### [WHAT YOU SHOULD DO]
Retype all of the entries word for word.

### [INPUT MATERIAL]
+ + + + +

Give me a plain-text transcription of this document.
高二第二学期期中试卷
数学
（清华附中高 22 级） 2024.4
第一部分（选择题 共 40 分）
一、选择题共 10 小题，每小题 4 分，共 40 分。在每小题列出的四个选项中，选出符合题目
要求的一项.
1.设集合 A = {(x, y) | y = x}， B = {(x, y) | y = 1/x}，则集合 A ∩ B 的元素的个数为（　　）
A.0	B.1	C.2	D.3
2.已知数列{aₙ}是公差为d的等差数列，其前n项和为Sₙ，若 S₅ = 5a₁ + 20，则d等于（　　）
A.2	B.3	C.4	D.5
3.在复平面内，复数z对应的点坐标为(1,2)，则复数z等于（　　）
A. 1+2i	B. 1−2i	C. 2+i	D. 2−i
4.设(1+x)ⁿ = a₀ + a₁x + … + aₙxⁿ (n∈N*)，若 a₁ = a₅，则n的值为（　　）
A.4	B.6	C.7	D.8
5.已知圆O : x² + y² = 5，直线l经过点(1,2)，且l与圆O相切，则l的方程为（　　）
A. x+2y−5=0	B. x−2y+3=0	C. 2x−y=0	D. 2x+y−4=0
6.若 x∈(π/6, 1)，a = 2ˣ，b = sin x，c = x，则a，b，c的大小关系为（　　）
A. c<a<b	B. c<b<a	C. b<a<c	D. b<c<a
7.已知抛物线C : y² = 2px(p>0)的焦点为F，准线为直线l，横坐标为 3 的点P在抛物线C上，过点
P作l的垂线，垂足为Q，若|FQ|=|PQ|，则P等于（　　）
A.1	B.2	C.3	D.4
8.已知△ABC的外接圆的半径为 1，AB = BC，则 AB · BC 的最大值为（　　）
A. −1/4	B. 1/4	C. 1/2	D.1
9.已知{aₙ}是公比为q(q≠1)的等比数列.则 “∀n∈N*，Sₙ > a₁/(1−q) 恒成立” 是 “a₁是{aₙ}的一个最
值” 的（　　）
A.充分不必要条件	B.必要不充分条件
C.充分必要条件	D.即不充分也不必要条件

+ + + + +

### [RIGHT ANSWER]
Give me a plain-text transcription of this document.
高二第二学期期中试卷
数学
（清华附中高 22 级） 2024.4
第一部分（选择题 共 40 分）
一、选择题共 10 小题，每小题 4 分，共 40 分。在每小题列出的四个选项中，选出符合题目
要求的一项.
1.设集合 A = {(x, y) | y = x}， B = {(x, y) | y = 1/x}，则集合 A ∩ B 的元素的个数为（　　）
A.0	B.1	C.2	D.3
2.已知数列{aₙ}是公差为d的等差数列，其前n项和为Sₙ，若 S₅ = 5a₁ + 20，则d等于（　　）
A.2	B.3	C.4	D.5
3.在复平面内，复数z对应的点坐标为(1,2)，则复数z等于（　　）
A. 1+2i	B. 1−2i	C. 2+i	D. 2−i
4.设(1+x)ⁿ = a₀ + a₁x + … + aₙxⁿ (n∈N*)，若 a₁ = a₅，则n的值为（　　）
A.4	B.6	C.7	D.8
5.已知圆O : x² + y² = 5，直线l经过点(1,2)，且l与圆O相切，则l的方程为（　　）
A. x+2y−5=0	B. x−2y+3=0	C. 2x−y=0	D. 2x+y−4=0
6.若 x∈(π/6, 1)，a = 2ˣ，b = sin x，c = x，则a，b，c的大小关系为（　　）
A. c<a<b	B. c<b<a	C. b<a<c	D. b<c<a
7.已知抛物线C : y² = 2px(p>0)的焦点为F，准线为直线l，横坐标为 3 的点P在抛物线C上，过点
P作l的垂线，垂足为Q，若|FQ|=|PQ|，则P等于（　　）
A.1	B.2	C.3	D.4
8.已知△ABC的外接圆的半径为 1，AB = BC，则 AB · BC 的最大值为（　　）
A. −1/4	B. 1/4	C. 1/2	D.1
9.已知{aₙ}是公比为q(q≠1)的等比数列.则 “∀n∈N*，Sₙ > a₁/(1−q) 恒成立” 是 “a₁是{aₙ}的一个最
值” 的（　　）
A.充分不必要条件	B.必要不充分条件
C.充分必要条件	D.即不充分也不必要条件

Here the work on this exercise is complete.